Show all lines holding "content".

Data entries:
----------------
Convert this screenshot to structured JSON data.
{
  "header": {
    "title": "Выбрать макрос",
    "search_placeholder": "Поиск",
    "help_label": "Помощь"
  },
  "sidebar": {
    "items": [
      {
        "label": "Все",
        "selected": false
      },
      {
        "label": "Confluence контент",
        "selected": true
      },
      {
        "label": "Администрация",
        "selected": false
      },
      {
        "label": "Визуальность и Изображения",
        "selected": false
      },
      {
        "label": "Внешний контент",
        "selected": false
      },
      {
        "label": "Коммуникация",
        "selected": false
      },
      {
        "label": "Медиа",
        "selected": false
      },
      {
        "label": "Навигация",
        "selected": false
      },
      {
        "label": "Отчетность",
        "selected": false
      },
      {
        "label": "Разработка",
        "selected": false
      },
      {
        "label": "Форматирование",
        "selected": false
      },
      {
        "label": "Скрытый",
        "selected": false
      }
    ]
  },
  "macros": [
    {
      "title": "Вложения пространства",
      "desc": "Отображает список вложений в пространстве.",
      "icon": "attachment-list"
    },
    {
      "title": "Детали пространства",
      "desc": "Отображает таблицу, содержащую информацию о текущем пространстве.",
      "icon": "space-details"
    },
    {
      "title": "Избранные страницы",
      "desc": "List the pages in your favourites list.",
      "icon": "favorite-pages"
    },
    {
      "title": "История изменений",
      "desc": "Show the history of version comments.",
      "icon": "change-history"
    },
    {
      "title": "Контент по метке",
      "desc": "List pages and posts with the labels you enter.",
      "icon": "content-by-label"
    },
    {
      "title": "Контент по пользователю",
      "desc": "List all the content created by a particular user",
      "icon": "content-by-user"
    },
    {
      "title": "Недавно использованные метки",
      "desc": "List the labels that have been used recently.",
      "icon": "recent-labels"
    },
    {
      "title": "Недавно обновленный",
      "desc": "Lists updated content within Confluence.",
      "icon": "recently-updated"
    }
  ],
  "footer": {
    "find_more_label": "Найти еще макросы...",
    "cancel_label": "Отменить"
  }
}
----------------
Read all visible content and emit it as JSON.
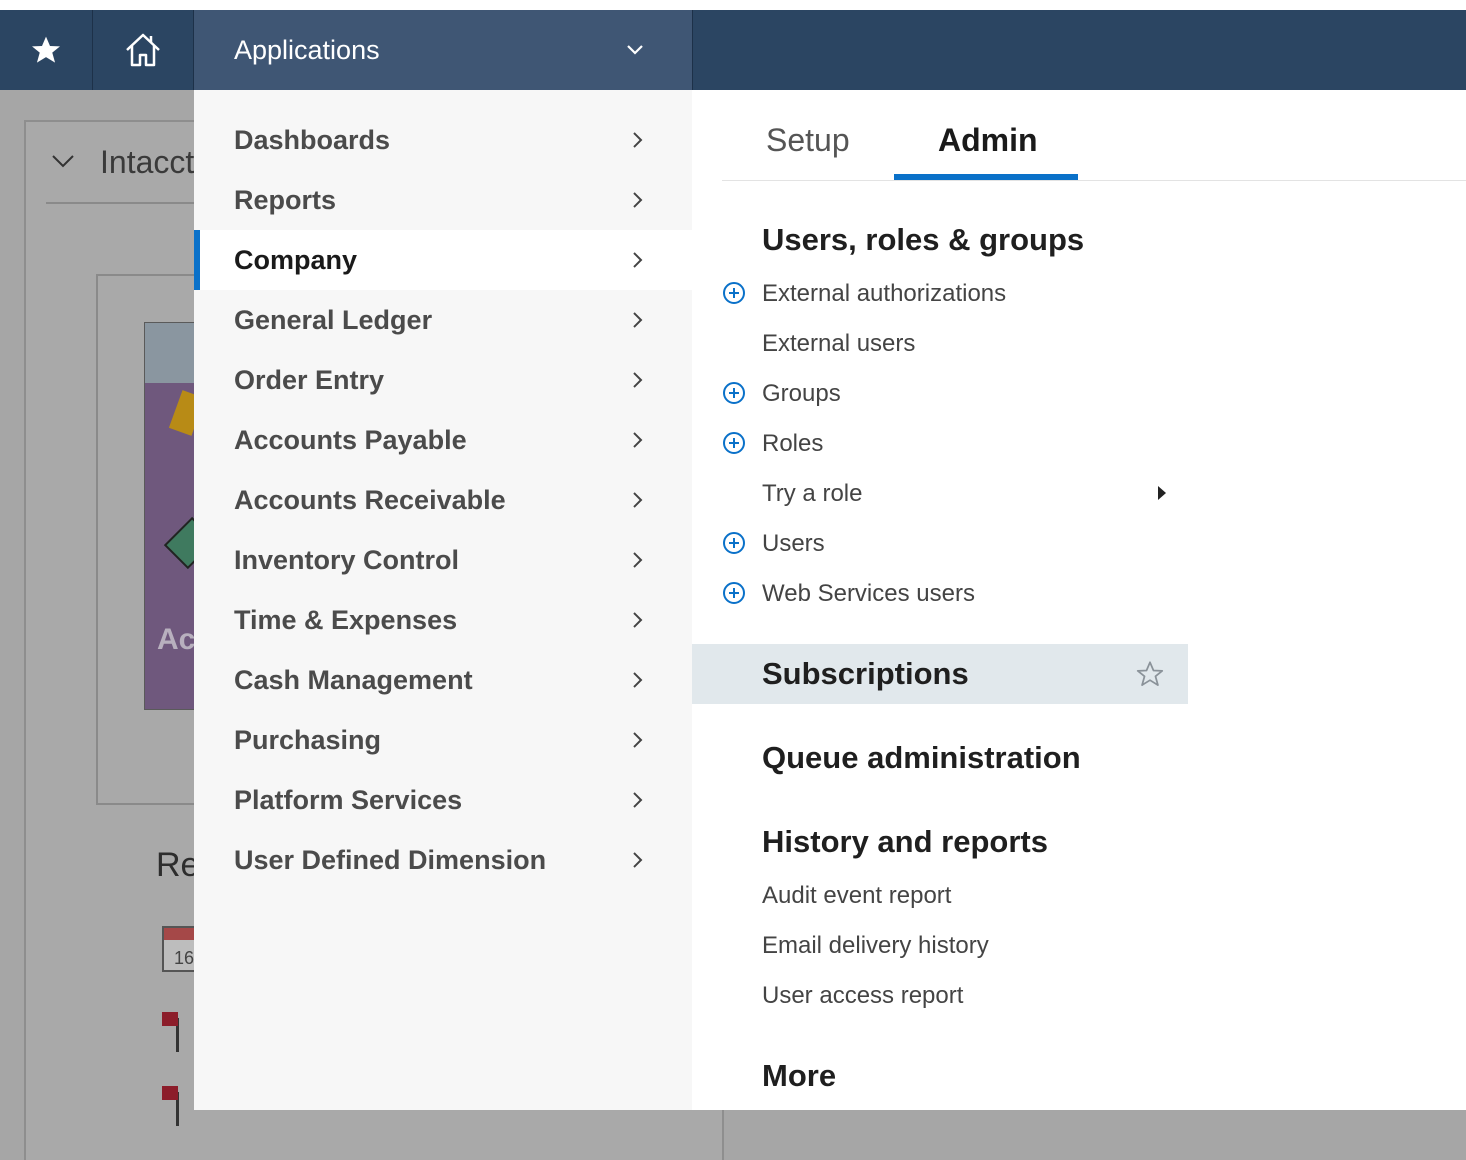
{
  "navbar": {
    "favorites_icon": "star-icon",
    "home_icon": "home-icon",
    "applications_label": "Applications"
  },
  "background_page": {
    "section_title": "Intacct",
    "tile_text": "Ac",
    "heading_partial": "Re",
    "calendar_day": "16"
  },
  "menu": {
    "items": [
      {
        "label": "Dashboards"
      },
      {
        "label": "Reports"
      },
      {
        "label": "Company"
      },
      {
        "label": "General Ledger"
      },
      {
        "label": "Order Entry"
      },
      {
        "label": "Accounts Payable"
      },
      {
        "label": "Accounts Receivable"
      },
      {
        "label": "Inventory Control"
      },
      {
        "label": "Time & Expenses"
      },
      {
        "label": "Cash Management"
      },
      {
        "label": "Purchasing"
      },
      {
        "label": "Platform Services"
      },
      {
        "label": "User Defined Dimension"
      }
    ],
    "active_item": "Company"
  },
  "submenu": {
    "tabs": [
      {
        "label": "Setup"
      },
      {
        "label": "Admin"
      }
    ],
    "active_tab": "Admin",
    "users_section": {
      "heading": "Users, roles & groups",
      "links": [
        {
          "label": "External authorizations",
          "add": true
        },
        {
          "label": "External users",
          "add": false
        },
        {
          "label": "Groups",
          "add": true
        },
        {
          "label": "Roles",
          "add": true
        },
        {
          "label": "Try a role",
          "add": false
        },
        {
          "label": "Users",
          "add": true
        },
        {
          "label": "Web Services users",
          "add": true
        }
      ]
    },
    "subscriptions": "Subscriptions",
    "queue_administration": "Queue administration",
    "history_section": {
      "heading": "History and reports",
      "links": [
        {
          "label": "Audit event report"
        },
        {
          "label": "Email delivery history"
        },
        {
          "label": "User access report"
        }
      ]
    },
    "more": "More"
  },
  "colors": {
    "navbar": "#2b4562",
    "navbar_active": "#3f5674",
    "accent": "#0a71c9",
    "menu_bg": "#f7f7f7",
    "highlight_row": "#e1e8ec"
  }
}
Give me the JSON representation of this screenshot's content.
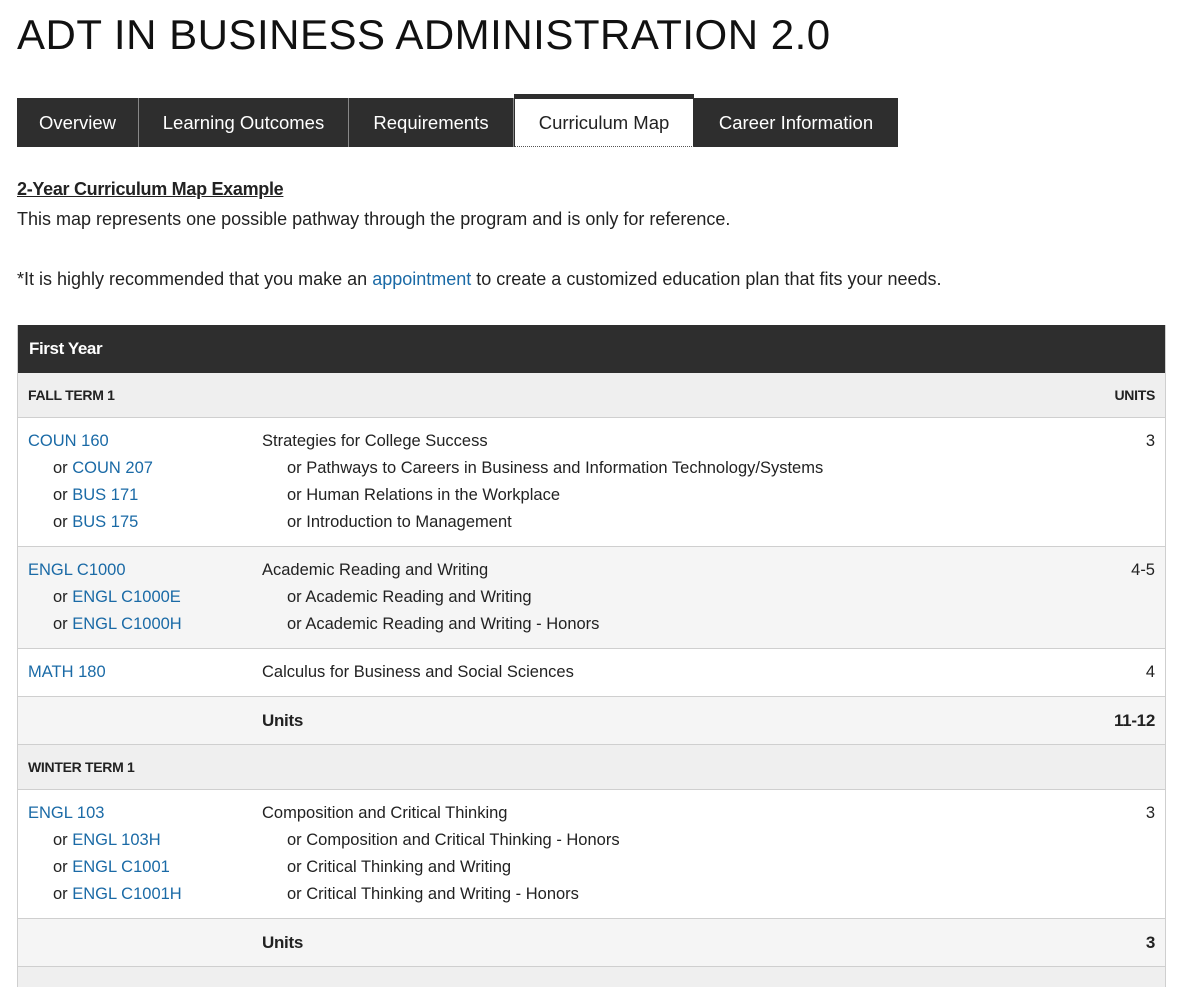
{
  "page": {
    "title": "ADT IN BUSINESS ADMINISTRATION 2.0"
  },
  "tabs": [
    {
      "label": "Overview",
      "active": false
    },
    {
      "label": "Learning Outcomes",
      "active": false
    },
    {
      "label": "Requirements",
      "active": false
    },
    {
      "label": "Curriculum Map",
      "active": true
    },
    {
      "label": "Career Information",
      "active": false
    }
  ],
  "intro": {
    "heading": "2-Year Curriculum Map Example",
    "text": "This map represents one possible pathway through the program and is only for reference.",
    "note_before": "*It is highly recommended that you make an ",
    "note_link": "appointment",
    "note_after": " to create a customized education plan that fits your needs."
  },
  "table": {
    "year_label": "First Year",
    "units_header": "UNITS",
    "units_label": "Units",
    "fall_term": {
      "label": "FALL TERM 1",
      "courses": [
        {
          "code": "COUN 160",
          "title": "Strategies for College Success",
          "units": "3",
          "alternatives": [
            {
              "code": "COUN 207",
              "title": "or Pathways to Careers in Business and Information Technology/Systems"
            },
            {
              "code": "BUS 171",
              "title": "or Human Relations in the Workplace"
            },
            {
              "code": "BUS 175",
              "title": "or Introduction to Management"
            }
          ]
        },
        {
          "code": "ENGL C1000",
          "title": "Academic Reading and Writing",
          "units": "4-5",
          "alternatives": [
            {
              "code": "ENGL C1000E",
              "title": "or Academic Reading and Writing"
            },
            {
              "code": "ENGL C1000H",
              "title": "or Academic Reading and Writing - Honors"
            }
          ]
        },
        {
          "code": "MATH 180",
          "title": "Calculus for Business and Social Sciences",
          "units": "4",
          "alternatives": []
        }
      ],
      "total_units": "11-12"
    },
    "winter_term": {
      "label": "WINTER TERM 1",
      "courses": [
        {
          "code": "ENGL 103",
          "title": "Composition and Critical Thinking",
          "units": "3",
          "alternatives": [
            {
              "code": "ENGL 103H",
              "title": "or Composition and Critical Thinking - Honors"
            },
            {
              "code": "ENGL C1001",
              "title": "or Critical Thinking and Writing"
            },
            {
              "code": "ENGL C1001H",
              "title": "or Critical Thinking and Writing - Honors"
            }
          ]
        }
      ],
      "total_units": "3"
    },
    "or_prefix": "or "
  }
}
----------------
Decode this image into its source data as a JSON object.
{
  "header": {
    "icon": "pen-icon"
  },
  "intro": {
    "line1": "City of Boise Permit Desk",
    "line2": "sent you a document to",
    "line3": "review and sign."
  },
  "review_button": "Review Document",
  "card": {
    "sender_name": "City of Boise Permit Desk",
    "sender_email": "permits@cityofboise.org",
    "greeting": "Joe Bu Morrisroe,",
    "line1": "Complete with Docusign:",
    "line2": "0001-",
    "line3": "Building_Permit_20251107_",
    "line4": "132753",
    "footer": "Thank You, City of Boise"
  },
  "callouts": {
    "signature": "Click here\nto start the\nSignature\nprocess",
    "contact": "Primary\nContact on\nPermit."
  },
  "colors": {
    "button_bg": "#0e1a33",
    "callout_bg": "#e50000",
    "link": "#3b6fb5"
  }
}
----------------
Task response:
      "icon": "content-by-label"
      "desc": "List all the content created by a particular user",
      "icon": "content-by-user"
      "desc": "Lists updated content within Confluence.",
Read all visible content and emit it as JSON.
Give me the JSON representation of this screenshot's content.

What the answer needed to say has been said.